Exercise: All entries below must be reproduced without a single change.

** Opening Data supplied block **

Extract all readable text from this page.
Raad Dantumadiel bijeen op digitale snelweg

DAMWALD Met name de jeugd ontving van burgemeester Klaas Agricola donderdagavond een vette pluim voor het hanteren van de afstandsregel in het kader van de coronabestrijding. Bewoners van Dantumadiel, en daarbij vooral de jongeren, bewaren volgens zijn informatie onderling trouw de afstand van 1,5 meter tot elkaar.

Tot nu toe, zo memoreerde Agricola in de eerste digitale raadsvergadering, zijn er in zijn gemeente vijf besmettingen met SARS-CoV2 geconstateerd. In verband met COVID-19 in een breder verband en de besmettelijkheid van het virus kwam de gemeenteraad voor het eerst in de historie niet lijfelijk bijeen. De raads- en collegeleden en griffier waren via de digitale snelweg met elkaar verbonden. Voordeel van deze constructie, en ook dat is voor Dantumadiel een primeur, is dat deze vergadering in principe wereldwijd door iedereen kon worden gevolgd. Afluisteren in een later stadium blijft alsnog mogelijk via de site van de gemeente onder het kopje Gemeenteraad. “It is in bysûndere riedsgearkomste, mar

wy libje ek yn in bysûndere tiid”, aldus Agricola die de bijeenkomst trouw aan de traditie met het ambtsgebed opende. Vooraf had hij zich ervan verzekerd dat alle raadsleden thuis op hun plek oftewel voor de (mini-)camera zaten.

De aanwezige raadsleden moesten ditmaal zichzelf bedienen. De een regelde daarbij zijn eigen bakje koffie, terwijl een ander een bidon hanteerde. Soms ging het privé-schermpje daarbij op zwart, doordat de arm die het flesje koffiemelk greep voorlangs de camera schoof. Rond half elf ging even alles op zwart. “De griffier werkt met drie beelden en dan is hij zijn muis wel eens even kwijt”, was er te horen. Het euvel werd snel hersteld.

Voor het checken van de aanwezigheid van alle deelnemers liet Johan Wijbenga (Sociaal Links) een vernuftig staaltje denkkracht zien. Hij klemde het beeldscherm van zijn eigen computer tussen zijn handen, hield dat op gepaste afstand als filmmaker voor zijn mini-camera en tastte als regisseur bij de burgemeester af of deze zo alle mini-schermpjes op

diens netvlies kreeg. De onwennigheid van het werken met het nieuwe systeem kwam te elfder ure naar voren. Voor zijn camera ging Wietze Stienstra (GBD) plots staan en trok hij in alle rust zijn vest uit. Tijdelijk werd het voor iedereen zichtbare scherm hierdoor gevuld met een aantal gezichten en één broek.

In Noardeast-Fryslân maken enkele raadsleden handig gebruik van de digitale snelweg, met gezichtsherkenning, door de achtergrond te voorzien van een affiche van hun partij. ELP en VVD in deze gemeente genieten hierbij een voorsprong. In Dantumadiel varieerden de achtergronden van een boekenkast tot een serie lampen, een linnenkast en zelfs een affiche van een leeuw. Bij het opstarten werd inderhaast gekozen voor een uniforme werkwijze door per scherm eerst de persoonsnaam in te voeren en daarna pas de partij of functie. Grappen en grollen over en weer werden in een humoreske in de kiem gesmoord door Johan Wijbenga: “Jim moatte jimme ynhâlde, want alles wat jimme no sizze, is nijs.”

** Closing Data supplied block **

Solution for this problem:
Extract all readable text from this page.
Raad Dantumadiel bijeen op digitale snelweg

DAMWALD Met name de jeugd ontving van burgemeester Klaas Agricola donderdagavond een vette pluim voor het hanteren van de afstandsregel in het kader van de coronabestrijding. Bewoners van Dantumadiel, en daarbij vooral de jongeren, bewaren volgens zijn informatie onderling trouw de afstand van 1,5 meter tot elkaar.

Tot nu toe, zo memoreerde Agricola in de eerste digitale raadsvergadering, zijn er in zijn gemeente vijf besmettingen met SARS-CoV2 geconstateerd. In verband met COVID-19 in een breder verband en de besmettelijkheid van het virus kwam de gemeenteraad voor het eerst in de historie niet lijfelijk bijeen. De raads- en collegeleden en griffier waren via de digitale snelweg met elkaar verbonden. Voordeel van deze constructie, en ook dat is voor Dantumadiel een primeur, is dat deze vergadering in principe wereldwijd door iedereen kon worden gevolgd. Afluisteren in een later stadium blijft alsnog mogelijk via de site van de gemeente onder het kopje Gemeenteraad. “It is in bysûndere riedsgearkomste, mar

wy libje ek yn in bysûndere tiid”, aldus Agricola die de bijeenkomst trouw aan de traditie met het ambtsgebed opende. Vooraf had hij zich ervan verzekerd dat alle raadsleden thuis op hun plek oftewel voor de (mini-)camera zaten.

De aanwezige raadsleden moesten ditmaal zichzelf bedienen. De een regelde daarbij zijn eigen bakje koffie, terwijl een ander een bidon hanteerde. Soms ging het privé-schermpje daarbij op zwart, doordat de arm die het flesje koffiemelk greep voorlangs de camera schoof. Rond half elf ging even alles op zwart. “De griffier werkt met drie beelden en dan is hij zijn muis wel eens even kwijt”, was er te horen. Het euvel werd snel hersteld.

Voor het checken van de aanwezigheid van alle deelnemers liet Johan Wijbenga (Sociaal Links) een vernuftig staaltje denkkracht zien. Hij klemde het beeldscherm van zijn eigen computer tussen zijn handen, hield dat op gepaste afstand als filmmaker voor zijn mini-camera en tastte als regisseur bij de burgemeester af of deze zo alle mini-schermpjes op

diens netvlies kreeg. De onwennigheid van het werken met het nieuwe systeem kwam te elfder ure naar voren. Voor zijn camera ging Wietze Stienstra (GBD) plots staan en trok hij in alle rust zijn vest uit. Tijdelijk werd het voor iedereen zichtbare scherm hierdoor gevuld met een aantal gezichten en één broek.

In Noardeast-Fryslân maken enkele raadsleden handig gebruik van de digitale snelweg, met gezichtsherkenning, door de achtergrond te voorzien van een affiche van hun partij. ELP en VVD in deze gemeente genieten hierbij een voorsprong. In Dantumadiel varieerden de achtergronden van een boekenkast tot een serie lampen, een linnenkast en zelfs een affiche van een leeuw. Bij het opstarten werd inderhaast gekozen voor een uniforme werkwijze door per scherm eerst de persoonsnaam in te voeren en daarna pas de partij of functie. Grappen en grollen over en weer werden in een humoreske in de kiem gesmoord door Johan Wijbenga: “Jim moatte jimme ynhâlde, want alles wat jimme no sizze, is nijs.”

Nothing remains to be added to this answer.